• **EXERCISE PROMPT**: Write out the records again, exactly, leaving none out.

(Dataset rows)
-- -- --
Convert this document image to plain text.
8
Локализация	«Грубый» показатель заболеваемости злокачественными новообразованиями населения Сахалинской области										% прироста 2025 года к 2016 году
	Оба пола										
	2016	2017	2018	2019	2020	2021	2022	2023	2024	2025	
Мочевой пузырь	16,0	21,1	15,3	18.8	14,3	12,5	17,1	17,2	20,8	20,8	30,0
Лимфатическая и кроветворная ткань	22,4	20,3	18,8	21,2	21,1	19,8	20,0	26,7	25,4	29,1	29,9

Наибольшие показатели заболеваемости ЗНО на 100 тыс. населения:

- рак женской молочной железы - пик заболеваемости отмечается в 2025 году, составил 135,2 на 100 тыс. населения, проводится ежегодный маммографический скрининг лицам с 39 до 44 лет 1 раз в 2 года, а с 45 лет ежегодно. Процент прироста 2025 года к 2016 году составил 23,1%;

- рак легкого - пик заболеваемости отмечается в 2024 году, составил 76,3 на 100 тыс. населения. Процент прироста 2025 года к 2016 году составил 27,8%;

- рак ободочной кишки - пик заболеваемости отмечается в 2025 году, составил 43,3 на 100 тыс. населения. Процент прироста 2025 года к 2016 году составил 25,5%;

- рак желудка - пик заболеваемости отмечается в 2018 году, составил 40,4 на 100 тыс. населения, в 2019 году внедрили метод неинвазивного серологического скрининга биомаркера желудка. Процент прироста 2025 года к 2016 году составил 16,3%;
-- -- --
• **TASK SOLUTION**:
Convert this document image to plain text.
8
Локализация	«Грубый» показатель заболеваемости злокачественными новообразованиями населения Сахалинской области										% прироста 2025 года к 2016 году
	Оба пола										
	2016	2017	2018	2019	2020	2021	2022	2023	2024	2025	
Мочевой пузырь	16,0	21,1	15,3	18.8	14,3	12,5	17,1	17,2	20,8	20,8	30,0
Лимфатическая и кроветворная ткань	22,4	20,3	18,8	21,2	21,1	19,8	20,0	26,7	25,4	29,1	29,9

Наибольшие показатели заболеваемости ЗНО на 100 тыс. населения:

- рак женской молочной железы - пик заболеваемости отмечается в 2025 году, составил 135,2 на 100 тыс. населения, проводится ежегодный маммографический скрининг лицам с 39 до 44 лет 1 раз в 2 года, а с 45 лет ежегодно. Процент прироста 2025 года к 2016 году составил 23,1%;

- рак легкого - пик заболеваемости отмечается в 2024 году, составил 76,3 на 100 тыс. населения. Процент прироста 2025 года к 2016 году составил 27,8%;

- рак ободочной кишки - пик заболеваемости отмечается в 2025 году, составил 43,3 на 100 тыс. населения. Процент прироста 2025 года к 2016 году составил 25,5%;

- рак желудка - пик заболеваемости отмечается в 2018 году, составил 40,4 на 100 тыс. населения, в 2019 году внедрили метод неинвазивного серологического скрининга биомаркера желудка. Процент прироста 2025 года к 2016 году составил 16,3%;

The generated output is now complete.